Stated problem:
Leave out the pictures and transcribe the rest of the records exactly.

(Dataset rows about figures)
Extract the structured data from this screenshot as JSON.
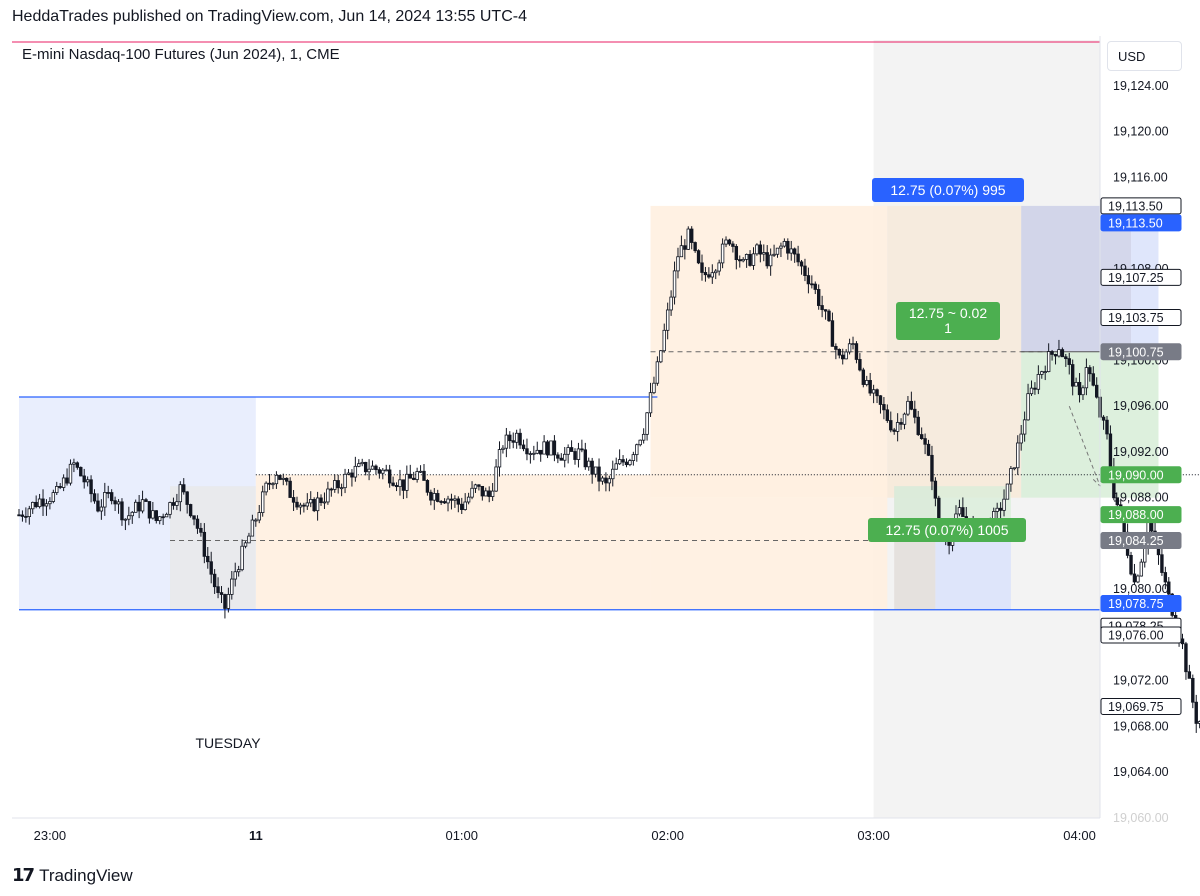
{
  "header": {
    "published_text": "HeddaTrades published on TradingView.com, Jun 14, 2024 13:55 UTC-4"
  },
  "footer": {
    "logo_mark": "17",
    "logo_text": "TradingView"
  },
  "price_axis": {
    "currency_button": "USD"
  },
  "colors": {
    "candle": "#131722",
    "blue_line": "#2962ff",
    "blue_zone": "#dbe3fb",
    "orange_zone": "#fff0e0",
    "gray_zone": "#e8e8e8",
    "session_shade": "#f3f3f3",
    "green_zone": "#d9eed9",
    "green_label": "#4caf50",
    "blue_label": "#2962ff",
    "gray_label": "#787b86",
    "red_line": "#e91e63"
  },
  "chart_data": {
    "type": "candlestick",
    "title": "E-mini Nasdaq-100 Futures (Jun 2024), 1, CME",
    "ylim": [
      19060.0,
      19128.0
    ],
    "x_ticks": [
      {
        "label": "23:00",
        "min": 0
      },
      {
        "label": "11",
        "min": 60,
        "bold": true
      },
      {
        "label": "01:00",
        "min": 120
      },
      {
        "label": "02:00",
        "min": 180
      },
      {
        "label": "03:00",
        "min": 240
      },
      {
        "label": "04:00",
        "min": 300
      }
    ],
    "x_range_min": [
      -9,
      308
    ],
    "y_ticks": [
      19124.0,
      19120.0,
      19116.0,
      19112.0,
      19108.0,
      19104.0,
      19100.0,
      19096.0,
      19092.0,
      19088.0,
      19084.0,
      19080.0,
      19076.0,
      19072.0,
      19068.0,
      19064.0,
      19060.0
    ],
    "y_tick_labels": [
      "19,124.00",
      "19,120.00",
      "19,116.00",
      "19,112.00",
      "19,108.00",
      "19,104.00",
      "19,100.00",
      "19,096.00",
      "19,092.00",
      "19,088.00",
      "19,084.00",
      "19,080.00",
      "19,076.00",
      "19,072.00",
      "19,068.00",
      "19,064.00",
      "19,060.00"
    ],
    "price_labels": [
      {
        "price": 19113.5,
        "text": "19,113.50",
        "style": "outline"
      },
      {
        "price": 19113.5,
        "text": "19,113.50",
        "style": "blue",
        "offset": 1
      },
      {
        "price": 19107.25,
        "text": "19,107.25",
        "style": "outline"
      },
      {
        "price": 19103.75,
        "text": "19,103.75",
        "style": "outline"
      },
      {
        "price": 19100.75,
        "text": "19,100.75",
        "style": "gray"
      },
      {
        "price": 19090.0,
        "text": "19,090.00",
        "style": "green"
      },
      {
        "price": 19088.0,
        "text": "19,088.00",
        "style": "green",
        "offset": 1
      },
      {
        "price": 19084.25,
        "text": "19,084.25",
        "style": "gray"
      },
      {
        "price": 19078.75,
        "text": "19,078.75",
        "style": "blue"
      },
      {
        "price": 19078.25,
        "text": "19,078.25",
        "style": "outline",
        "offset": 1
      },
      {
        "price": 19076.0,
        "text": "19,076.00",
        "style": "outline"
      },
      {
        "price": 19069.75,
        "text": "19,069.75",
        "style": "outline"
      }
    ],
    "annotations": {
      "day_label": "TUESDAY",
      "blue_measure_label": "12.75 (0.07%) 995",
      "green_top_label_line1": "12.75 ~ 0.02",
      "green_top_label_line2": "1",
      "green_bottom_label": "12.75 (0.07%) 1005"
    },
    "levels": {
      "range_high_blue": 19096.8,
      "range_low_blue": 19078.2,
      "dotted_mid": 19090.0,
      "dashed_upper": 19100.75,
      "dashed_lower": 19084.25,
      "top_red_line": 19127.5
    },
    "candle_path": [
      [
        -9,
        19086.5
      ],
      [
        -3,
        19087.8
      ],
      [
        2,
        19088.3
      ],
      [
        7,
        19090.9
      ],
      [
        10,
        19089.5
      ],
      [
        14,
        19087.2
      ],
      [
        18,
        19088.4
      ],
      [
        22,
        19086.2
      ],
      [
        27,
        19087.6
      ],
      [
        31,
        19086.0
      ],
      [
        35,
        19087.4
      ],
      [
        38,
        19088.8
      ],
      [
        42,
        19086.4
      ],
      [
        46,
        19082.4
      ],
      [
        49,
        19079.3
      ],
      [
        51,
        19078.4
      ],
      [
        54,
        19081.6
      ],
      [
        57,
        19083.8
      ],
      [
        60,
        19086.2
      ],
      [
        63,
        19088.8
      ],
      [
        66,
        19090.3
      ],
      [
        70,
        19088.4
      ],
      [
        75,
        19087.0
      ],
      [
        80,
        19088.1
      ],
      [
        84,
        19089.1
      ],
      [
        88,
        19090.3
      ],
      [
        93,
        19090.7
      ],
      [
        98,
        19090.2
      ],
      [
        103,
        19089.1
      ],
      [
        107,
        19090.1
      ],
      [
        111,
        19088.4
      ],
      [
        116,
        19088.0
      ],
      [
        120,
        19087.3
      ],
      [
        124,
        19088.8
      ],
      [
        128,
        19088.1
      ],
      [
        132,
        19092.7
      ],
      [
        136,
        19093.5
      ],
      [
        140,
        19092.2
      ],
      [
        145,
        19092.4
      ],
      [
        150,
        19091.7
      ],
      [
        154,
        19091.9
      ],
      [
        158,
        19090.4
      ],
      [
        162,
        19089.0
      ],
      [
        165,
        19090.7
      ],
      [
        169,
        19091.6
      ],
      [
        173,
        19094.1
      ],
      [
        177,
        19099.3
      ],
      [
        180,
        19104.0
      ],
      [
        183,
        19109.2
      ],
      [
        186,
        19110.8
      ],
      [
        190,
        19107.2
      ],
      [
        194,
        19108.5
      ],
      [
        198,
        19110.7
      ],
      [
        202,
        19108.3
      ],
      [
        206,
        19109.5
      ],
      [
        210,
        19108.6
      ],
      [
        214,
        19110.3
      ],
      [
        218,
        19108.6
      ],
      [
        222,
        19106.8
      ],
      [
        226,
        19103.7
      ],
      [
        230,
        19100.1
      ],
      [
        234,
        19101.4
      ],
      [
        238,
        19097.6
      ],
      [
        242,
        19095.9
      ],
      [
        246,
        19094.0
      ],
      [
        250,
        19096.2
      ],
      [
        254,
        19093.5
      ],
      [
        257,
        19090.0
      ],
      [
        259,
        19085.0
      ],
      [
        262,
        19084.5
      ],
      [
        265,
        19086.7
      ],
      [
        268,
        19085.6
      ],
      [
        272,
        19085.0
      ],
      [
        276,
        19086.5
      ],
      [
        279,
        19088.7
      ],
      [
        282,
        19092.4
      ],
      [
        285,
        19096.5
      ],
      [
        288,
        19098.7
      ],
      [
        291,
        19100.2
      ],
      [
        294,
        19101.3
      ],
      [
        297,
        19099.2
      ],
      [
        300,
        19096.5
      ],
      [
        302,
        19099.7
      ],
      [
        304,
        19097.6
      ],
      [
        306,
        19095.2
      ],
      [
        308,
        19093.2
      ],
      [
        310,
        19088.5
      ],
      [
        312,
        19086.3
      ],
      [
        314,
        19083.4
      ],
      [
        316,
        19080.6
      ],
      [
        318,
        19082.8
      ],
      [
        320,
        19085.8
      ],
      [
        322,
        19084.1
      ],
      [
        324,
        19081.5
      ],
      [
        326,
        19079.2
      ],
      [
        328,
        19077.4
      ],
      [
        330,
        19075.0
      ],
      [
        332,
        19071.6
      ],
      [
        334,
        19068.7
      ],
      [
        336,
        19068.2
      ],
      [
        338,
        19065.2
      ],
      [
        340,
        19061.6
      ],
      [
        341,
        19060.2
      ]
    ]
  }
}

Final result:
Extract the structured data from this screenshot as JSON.
{
  "header": {
    "published_text": "HeddaTrades published on TradingView.com, Jun 14, 2024 13:55 UTC-4"
  },
  "footer": {
    "logo_mark": "17",
    "logo_text": "TradingView"
  },
  "price_axis": {
    "currency_button": "USD"
  },
  "colors": {
    "candle": "#131722",
    "blue_line": "#2962ff",
    "blue_zone": "#dbe3fb",
    "orange_zone": "#fff0e0",
    "gray_zone": "#e8e8e8",
    "session_shade": "#f3f3f3",
    "green_zone": "#d9eed9",
    "green_label": "#4caf50",
    "blue_label": "#2962ff",
    "gray_label": "#787b86",
    "red_line": "#e91e63"
  },
  "chart_data": {
    "type": "candlestick",
    "title": "E-mini Nasdaq-100 Futures (Jun 2024), 1, CME",
    "ylim": [
      19060.0,
      19128.0
    ],
    "x_ticks": [
      {
        "label": "23:00",
        "min": 0
      },
      {
        "label": "11",
        "min": 60,
        "bold": true
      },
      {
        "label": "01:00",
        "min": 120
      },
      {
        "label": "02:00",
        "min": 180
      },
      {
        "label": "03:00",
        "min": 240
      },
      {
        "label": "04:00",
        "min": 300
      }
    ],
    "x_range_min": [
      -9,
      308
    ],
    "y_ticks": [
      19124.0,
      19120.0,
      19116.0,
      19112.0,
      19108.0,
      19104.0,
      19100.0,
      19096.0,
      19092.0,
      19088.0,
      19084.0,
      19080.0,
      19076.0,
      19072.0,
      19068.0,
      19064.0,
      19060.0
    ],
    "y_tick_labels": [
      "19,124.00",
      "19,120.00",
      "19,116.00",
      "19,112.00",
      "19,108.00",
      "19,104.00",
      "19,100.00",
      "19,096.00",
      "19,092.00",
      "19,088.00",
      "19,084.00",
      "19,080.00",
      "19,076.00",
      "19,072.00",
      "19,068.00",
      "19,064.00",
      "19,060.00"
    ],
    "price_labels": [
      {
        "price": 19113.5,
        "text": "19,113.50",
        "style": "outline"
      },
      {
        "price": 19113.5,
        "text": "19,113.50",
        "style": "blue",
        "offset": 1
      },
      {
        "price": 19107.25,
        "text": "19,107.25",
        "style": "outline"
      },
      {
        "price": 19103.75,
        "text": "19,103.75",
        "style": "outline"
      },
      {
        "price": 19100.75,
        "text": "19,100.75",
        "style": "gray"
      },
      {
        "price": 19090.0,
        "text": "19,090.00",
        "style": "green"
      },
      {
        "price": 19088.0,
        "text": "19,088.00",
        "style": "green",
        "offset": 1
      },
      {
        "price": 19084.25,
        "text": "19,084.25",
        "style": "gray"
      },
      {
        "price": 19078.75,
        "text": "19,078.75",
        "style": "blue"
      },
      {
        "price": 19078.25,
        "text": "19,078.25",
        "style": "outline",
        "offset": 1
      },
      {
        "price": 19076.0,
        "text": "19,076.00",
        "style": "outline"
      },
      {
        "price": 19069.75,
        "text": "19,069.75",
        "style": "outline"
      }
    ],
    "annotations": {
      "day_label": "TUESDAY",
      "blue_measure_label": "12.75 (0.07%) 995",
      "green_top_label_line1": "12.75 ~ 0.02",
      "green_top_label_line2": "1",
      "green_bottom_label": "12.75 (0.07%) 1005"
    },
    "levels": {
      "range_high_blue": 19096.8,
      "range_low_blue": 19078.2,
      "dotted_mid": 19090.0,
      "dashed_upper": 19100.75,
      "dashed_lower": 19084.25,
      "top_red_line": 19127.5
    },
    "candle_path": [
      [
        -9,
        19086.5
      ],
      [
        -3,
        19087.8
      ],
      [
        2,
        19088.3
      ],
      [
        7,
        19090.9
      ],
      [
        10,
        19089.5
      ],
      [
        14,
        19087.2
      ],
      [
        18,
        19088.4
      ],
      [
        22,
        19086.2
      ],
      [
        27,
        19087.6
      ],
      [
        31,
        19086.0
      ],
      [
        35,
        19087.4
      ],
      [
        38,
        19088.8
      ],
      [
        42,
        19086.4
      ],
      [
        46,
        19082.4
      ],
      [
        49,
        19079.3
      ],
      [
        51,
        19078.4
      ],
      [
        54,
        19081.6
      ],
      [
        57,
        19083.8
      ],
      [
        60,
        19086.2
      ],
      [
        63,
        19088.8
      ],
      [
        66,
        19090.3
      ],
      [
        70,
        19088.4
      ],
      [
        75,
        19087.0
      ],
      [
        80,
        19088.1
      ],
      [
        84,
        19089.1
      ],
      [
        88,
        19090.3
      ],
      [
        93,
        19090.7
      ],
      [
        98,
        19090.2
      ],
      [
        103,
        19089.1
      ],
      [
        107,
        19090.1
      ],
      [
        111,
        19088.4
      ],
      [
        116,
        19088.0
      ],
      [
        120,
        19087.3
      ],
      [
        124,
        19088.8
      ],
      [
        128,
        19088.1
      ],
      [
        132,
        19092.7
      ],
      [
        136,
        19093.5
      ],
      [
        140,
        19092.2
      ],
      [
        145,
        19092.4
      ],
      [
        150,
        19091.7
      ],
      [
        154,
        19091.9
      ],
      [
        158,
        19090.4
      ],
      [
        162,
        19089.0
      ],
      [
        165,
        19090.7
      ],
      [
        169,
        19091.6
      ],
      [
        173,
        19094.1
      ],
      [
        177,
        19099.3
      ],
      [
        180,
        19104.0
      ],
      [
        183,
        19109.2
      ],
      [
        186,
        19110.8
      ],
      [
        190,
        19107.2
      ],
      [
        194,
        19108.5
      ],
      [
        198,
        19110.7
      ],
      [
        202,
        19108.3
      ],
      [
        206,
        19109.5
      ],
      [
        210,
        19108.6
      ],
      [
        214,
        19110.3
      ],
      [
        218,
        19108.6
      ],
      [
        222,
        19106.8
      ],
      [
        226,
        19103.7
      ],
      [
        230,
        19100.1
      ],
      [
        234,
        19101.4
      ],
      [
        238,
        19097.6
      ],
      [
        242,
        19095.9
      ],
      [
        246,
        19094.0
      ],
      [
        250,
        19096.2
      ],
      [
        254,
        19093.5
      ],
      [
        257,
        19090.0
      ],
      [
        259,
        19085.0
      ],
      [
        262,
        19084.5
      ],
      [
        265,
        19086.7
      ],
      [
        268,
        19085.6
      ],
      [
        272,
        19085.0
      ],
      [
        276,
        19086.5
      ],
      [
        279,
        19088.7
      ],
      [
        282,
        19092.4
      ],
      [
        285,
        19096.5
      ],
      [
        288,
        19098.7
      ],
      [
        291,
        19100.2
      ],
      [
        294,
        19101.3
      ],
      [
        297,
        19099.2
      ],
      [
        300,
        19096.5
      ],
      [
        302,
        19099.7
      ],
      [
        304,
        19097.6
      ],
      [
        306,
        19095.2
      ],
      [
        308,
        19093.2
      ],
      [
        310,
        19088.5
      ],
      [
        312,
        19086.3
      ],
      [
        314,
        19083.4
      ],
      [
        316,
        19080.6
      ],
      [
        318,
        19082.8
      ],
      [
        320,
        19085.8
      ],
      [
        322,
        19084.1
      ],
      [
        324,
        19081.5
      ],
      [
        326,
        19079.2
      ],
      [
        328,
        19077.4
      ],
      [
        330,
        19075.0
      ],
      [
        332,
        19071.6
      ],
      [
        334,
        19068.7
      ],
      [
        336,
        19068.2
      ],
      [
        338,
        19065.2
      ],
      [
        340,
        19061.6
      ],
      [
        341,
        19060.2
      ]
    ]
  }
}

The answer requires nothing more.